** START DATA SHOWN **
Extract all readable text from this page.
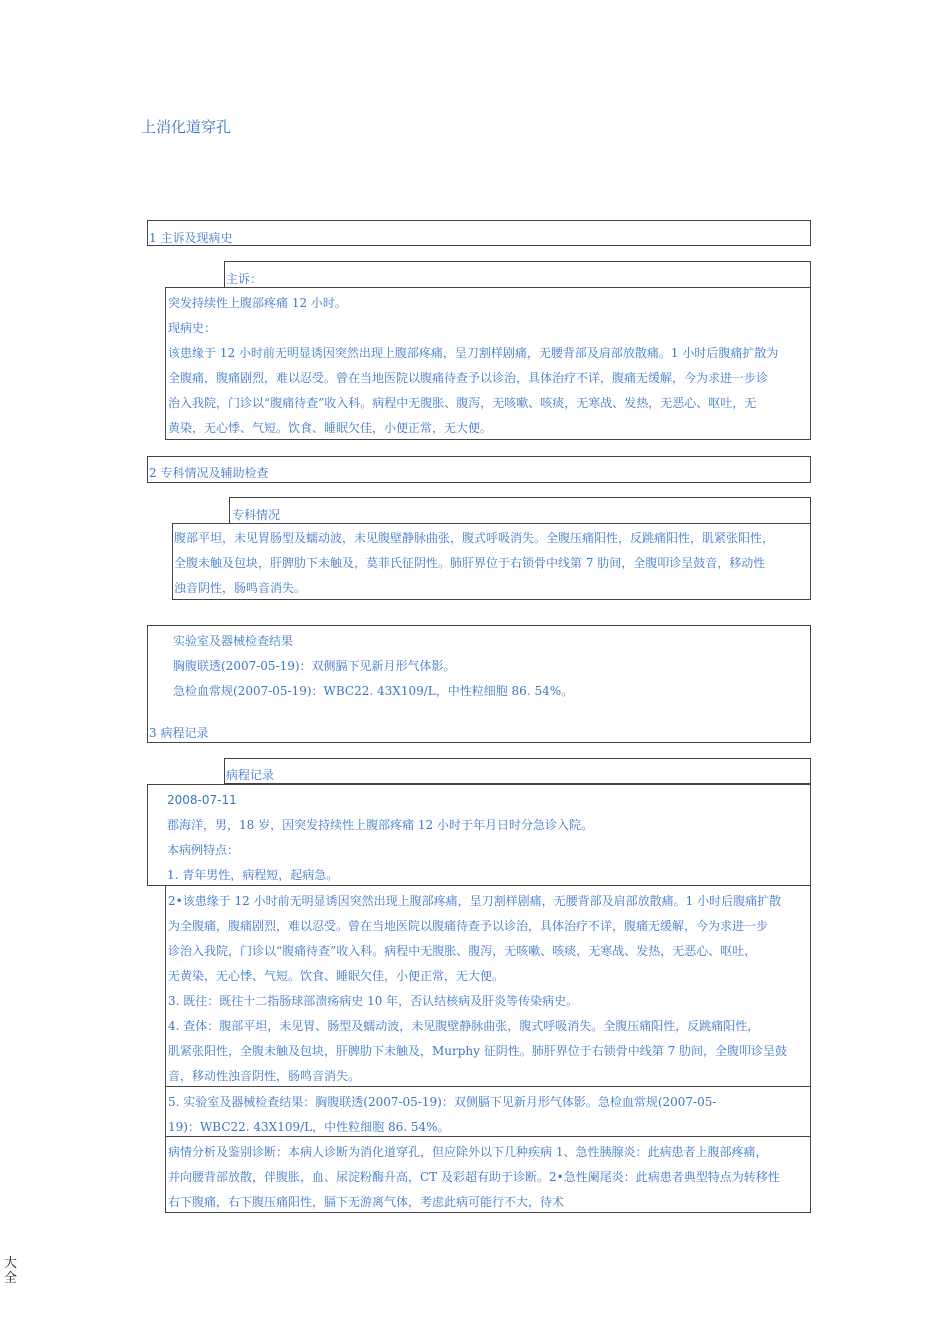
上消化道穿孔
1 主诉及现病史
主诉：
突发持续性上腹部疼痛 12 小时。
现病史：
该患缘于 12 小时前无明显诱因突然出现上腹部疼痛，呈刀割样剧痛，无腰背部及肩部放散痛。1 小时后腹痛扩散为
全腹痛，腹痛剧烈，难以忍受。曾在当地医院以腹痛待查予以诊治，具体治疗不详，腹痛无缓解，今为求进一步诊
治入我院，门诊以“腹痛待查”收入科。病程中无腹胀、腹泻，无咳嗽、咳痰，无寒战、发热，无恶心、呕吐，无
黄染，无心悸、气短。饮食、睡眠欠佳，小便正常，无大便。
2 专科情况及辅助检查
专科情况
腹部平坦，未见胃肠型及蠕动波，未见腹壁静脉曲张，腹式呼吸消失。全腹压痛阳性，反跳痛阳性，肌紧张阳性，
全腹未触及包块，肝脾肋下未触及，莫菲氏征阴性。肺肝界位于右锁骨中线第 7 肋间，全腹叩诊呈鼓音，移动性
浊音阴性，肠鸣音消失。
实验室及器械检查结果
胸腹联透(2007-05-19)：双侧膈下见新月形气体影。
急检血常规(2007-05-19)：WBC22. 43X109/L，中性粒细胞 86. 54%。
3 病程记录
病程记录
2008-07-11
郡海洋，男，18 岁，因突发持续性上腹部疼痛 12 小时于年月日时分急诊入院。
本病例特点：
1. 青年男性，病程短，起病急。
2•该患缘于 12 小时前无明显诱因突然出现上腹部疼痛，呈刀割样剧痛，无腰背部及肩部放散痛。1 小时后腹痛扩散
为全腹痛，腹痛剧烈，难以忍受。曾在当地医院以腹痛待查予以诊治，具体治疗不详，腹痛无缓解，今为求进一步
诊治入我院，门诊以“腹痛待查”收入科。病程中无腹胀、腹泻，无咳嗽、咳痰，无寒战、发热，无恶心、呕吐，
无黄染，无心悸、气短。饮食、睡眠欠佳，小便正常，无大便。
3. 既往：既往十二指肠球部溃疡病史 10 年，否认结核病及肝炎等传染病史。
4. 查体：腹部平坦，未见胃、肠型及蠕动波，未见腹壁静脉曲张，腹式呼吸消失。全腹压痛阳性，反跳痛阳性，
肌紧张阳性，全腹未触及包块，肝脾肋下未触及，Murphy 征阴性。肺肝界位于右锁骨中线第 7 肋间，全腹叩诊呈鼓
音，移动性浊音阴性，肠鸣音消失。
5. 实验室及器械检查结果：胸腹联透(2007-05-19)：双侧膈下见新月形气体影。急检血常规(2007-05-
19)：WBC22. 43X109/L，中性粒细胞 86. 54%。
病情分析及鉴别诊断：本病人诊断为消化道穿孔，但应除外以下几种疾病 1、急性胰腺炎：此病患者上腹部疼痛，
并向腰背部放散，伴腹胀，血、尿淀粉酶升高，CT 及彩超有助于诊断。2•急性阑尾炎：此病患者典型特点为转移性
右下腹痛，右下腹压痛阳性，膈下无游离气体，考虑此病可能行不大，待术
大全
** END DATA SHOWN **
PROBLEM TO SOLVE -> Omit every picture, then repeat the remaining data exactly as it appears above.

WRITTEN SOLUTION ->
Extract all readable text from this page.
上消化道穿孔
1 主诉及现病史
主诉：
突发持续性上腹部疼痛 12 小时。
现病史：
该患缘于 12 小时前无明显诱因突然出现上腹部疼痛，呈刀割样剧痛，无腰背部及肩部放散痛。1 小时后腹痛扩散为
全腹痛，腹痛剧烈，难以忍受。曾在当地医院以腹痛待查予以诊治，具体治疗不详，腹痛无缓解，今为求进一步诊
治入我院，门诊以“腹痛待查”收入科。病程中无腹胀、腹泻，无咳嗽、咳痰，无寒战、发热，无恶心、呕吐，无
黄染，无心悸、气短。饮食、睡眠欠佳，小便正常，无大便。
2 专科情况及辅助检查
专科情况
腹部平坦，未见胃肠型及蠕动波，未见腹壁静脉曲张，腹式呼吸消失。全腹压痛阳性，反跳痛阳性，肌紧张阳性，
全腹未触及包块，肝脾肋下未触及，莫菲氏征阴性。肺肝界位于右锁骨中线第 7 肋间，全腹叩诊呈鼓音，移动性
浊音阴性，肠鸣音消失。
实验室及器械检查结果
胸腹联透(2007-05-19)：双侧膈下见新月形气体影。
急检血常规(2007-05-19)：WBC22. 43X109/L，中性粒细胞 86. 54%。
3 病程记录
病程记录
2008-07-11
郡海洋，男，18 岁，因突发持续性上腹部疼痛 12 小时于年月日时分急诊入院。
本病例特点：
1. 青年男性，病程短，起病急。
2•该患缘于 12 小时前无明显诱因突然出现上腹部疼痛，呈刀割样剧痛，无腰背部及肩部放散痛。1 小时后腹痛扩散
为全腹痛，腹痛剧烈，难以忍受。曾在当地医院以腹痛待查予以诊治，具体治疗不详，腹痛无缓解，今为求进一步
诊治入我院，门诊以“腹痛待查”收入科。病程中无腹胀、腹泻，无咳嗽、咳痰，无寒战、发热，无恶心、呕吐，
无黄染，无心悸、气短。饮食、睡眠欠佳，小便正常，无大便。
3. 既往：既往十二指肠球部溃疡病史 10 年，否认结核病及肝炎等传染病史。
4. 查体：腹部平坦，未见胃、肠型及蠕动波，未见腹壁静脉曲张，腹式呼吸消失。全腹压痛阳性，反跳痛阳性，
肌紧张阳性，全腹未触及包块，肝脾肋下未触及，Murphy 征阴性。肺肝界位于右锁骨中线第 7 肋间，全腹叩诊呈鼓
音，移动性浊音阴性，肠鸣音消失。
5. 实验室及器械检查结果：胸腹联透(2007-05-19)：双侧膈下见新月形气体影。急检血常规(2007-05-
19)：WBC22. 43X109/L，中性粒细胞 86. 54%。
病情分析及鉴别诊断：本病人诊断为消化道穿孔，但应除外以下几种疾病 1、急性胰腺炎：此病患者上腹部疼痛，
并向腰背部放散，伴腹胀，血、尿淀粉酶升高，CT 及彩超有助于诊断。2•急性阑尾炎：此病患者典型特点为转移性
右下腹痛，右下腹压痛阳性，膈下无游离气体，考虑此病可能行不大，待术
大全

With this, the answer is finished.